While companies ponder the impact a cap-and-trade law may have on financial results, merger and acquisition experts say the legislation, if passed in its current form, would also affect deal-making. In fact, it already has.

“The truth is that carbon emissions are already playing a part in certain industries and affecting deals in those sectors,” says Scott Gehsmann, a transaction services partner with PricewaterhouseCoopers, who co-authored the client advisory, “Capitalizing on a climate of change,” with his colleague Rob McCeney. Carbon emissions and related costs have a “current relevance, and a future growing relevance” for M&A deals, adds Gehsmann.

Luxury sports car maker Porsche provided PwC with a strong example of how legislation tied to carbon emissions is affecting strategic acquisitions. In 2005, Porsche bought a piece of Volkswagen AG, and then upped its stake last year to 35%. That move may not have been entirely based on grabbing market share from Europe’s No. 1 carmaker, according to a statement by Klaus Berning, a Porsche board member.

At the 2008 Los Angeles Auto Show, Berning announced that, “Our VW strategy is part of protecting Porsche…. It is our guarantee that Porsche will remain Porsche.” The PwC partners say that “Berning was alluding to the fact that the acquisition would allow Porsche to rely on Volkswagen’s technology and considerable engineering capabilities to develop more efficient models for its vehicle lines.”

Indeed, the European Union is planning to limit CO2 emissions from cars in 2012, and levy fines on companies that exceed prescribed thresholds, including those that manufacture heavy carbon burners. “Based on Porsche’s current fleet, it would have to pay a penalty of about $517 million annually” for non-compliance, notes PwC.

However, by owning a piece — if not all — of Volkswagen’s low-emissions fleet, Porsche would be able to offset penalties, while cutting down the cost of developing fuel-efficient cars by acquiring the technology from VW. (Porsche’s bid to takeover Volkswagen this year has failed, so far.)
···
**Task 1:**
Answer these questions about the article on carbon emissions and mergers:
(a) Who co-authored the client advisory "Capitalizing on a climate of change" with Scott Gehsmann?
(b) To what percentage did Porsche raise its stake in Volkswagen AG?
(c) About how much would Porsche have to pay annually in penalties based on its current fleet, according to PwC?
**Task 2:** Pick up the article on carbon emissions and mergers after its final sentence and continue it.

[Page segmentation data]
···
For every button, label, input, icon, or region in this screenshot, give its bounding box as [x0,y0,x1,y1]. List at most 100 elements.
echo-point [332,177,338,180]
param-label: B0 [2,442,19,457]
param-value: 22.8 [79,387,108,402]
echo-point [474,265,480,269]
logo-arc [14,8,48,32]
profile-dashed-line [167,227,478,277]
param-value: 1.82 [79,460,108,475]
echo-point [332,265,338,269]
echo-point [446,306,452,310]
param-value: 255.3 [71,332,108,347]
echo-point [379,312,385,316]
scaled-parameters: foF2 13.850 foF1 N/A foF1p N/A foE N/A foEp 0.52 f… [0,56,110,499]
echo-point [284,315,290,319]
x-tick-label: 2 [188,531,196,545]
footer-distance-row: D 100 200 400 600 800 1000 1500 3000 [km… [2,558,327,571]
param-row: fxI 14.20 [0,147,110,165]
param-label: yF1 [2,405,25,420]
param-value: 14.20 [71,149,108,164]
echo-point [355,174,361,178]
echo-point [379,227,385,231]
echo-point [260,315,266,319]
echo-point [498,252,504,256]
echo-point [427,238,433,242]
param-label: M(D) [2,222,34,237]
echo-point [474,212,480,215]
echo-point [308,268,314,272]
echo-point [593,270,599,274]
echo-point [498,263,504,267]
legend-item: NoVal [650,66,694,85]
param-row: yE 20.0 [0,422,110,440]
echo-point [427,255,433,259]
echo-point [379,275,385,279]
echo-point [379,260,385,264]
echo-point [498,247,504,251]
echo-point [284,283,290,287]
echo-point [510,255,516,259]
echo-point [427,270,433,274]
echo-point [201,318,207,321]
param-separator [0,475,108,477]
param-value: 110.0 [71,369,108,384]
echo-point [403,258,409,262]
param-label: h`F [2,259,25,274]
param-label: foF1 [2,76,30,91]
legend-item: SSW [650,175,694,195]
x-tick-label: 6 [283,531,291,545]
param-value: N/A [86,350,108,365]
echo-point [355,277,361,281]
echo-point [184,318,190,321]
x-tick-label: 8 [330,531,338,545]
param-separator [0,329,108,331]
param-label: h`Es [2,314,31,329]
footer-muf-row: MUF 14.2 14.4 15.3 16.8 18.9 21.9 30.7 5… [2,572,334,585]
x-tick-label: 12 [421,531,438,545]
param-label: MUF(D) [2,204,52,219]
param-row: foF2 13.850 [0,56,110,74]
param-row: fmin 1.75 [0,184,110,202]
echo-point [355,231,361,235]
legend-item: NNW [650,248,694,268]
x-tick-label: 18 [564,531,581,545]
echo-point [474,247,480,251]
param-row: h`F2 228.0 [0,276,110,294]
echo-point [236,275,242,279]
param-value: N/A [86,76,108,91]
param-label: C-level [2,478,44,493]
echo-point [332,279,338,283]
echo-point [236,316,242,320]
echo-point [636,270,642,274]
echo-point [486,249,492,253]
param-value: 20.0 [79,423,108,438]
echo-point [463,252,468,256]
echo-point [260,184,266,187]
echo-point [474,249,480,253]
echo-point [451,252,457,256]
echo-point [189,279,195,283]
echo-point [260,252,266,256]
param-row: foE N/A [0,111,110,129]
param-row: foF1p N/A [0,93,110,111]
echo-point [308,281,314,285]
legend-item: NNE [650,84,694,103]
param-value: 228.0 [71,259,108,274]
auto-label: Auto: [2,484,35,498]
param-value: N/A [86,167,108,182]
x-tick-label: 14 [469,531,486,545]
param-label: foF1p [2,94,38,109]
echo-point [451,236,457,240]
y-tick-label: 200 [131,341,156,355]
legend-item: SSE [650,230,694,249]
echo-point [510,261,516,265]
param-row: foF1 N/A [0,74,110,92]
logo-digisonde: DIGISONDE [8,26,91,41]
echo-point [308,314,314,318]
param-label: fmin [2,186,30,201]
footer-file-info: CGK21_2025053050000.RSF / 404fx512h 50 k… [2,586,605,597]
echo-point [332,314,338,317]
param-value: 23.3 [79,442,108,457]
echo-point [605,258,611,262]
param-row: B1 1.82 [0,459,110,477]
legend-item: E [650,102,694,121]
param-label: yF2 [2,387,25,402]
···
**Task result 1:**
(a) Rob McCeney
(b) 35%
(c) About $517 million

**Task result 2:**
Carbon-related costs are also sure to affect an acquirer’s risk management strategy and due diligence processes, Gehsmann tells CFO.com. For example, high carbon-emitting companies will look to buy businesses that are energy-efficient; that hold a significant amount of allowance credits (to offset their own emissions); or that are part of the alternative energy market and thus are positioned to profit from tax incentives or booming demand generated by environmental legislation.

Deal-making to cut risk has already begun. Consider the 2007 acquisition by German power and gas company E.ON, which bought the U.S. assets of Airtricity, a wind-farm developer, for $1.4 billion. Then there’s the 2008 reacquisition of CNX Gas Corp. by former parent Consol Energy. At the time, Consol CEO J. Brett Harvey explained the about-face by saying that carbon constraints pose challenges for all fossil fuels but would affect gas to a lesser extent than coal or petroleum, according to the PwC paper.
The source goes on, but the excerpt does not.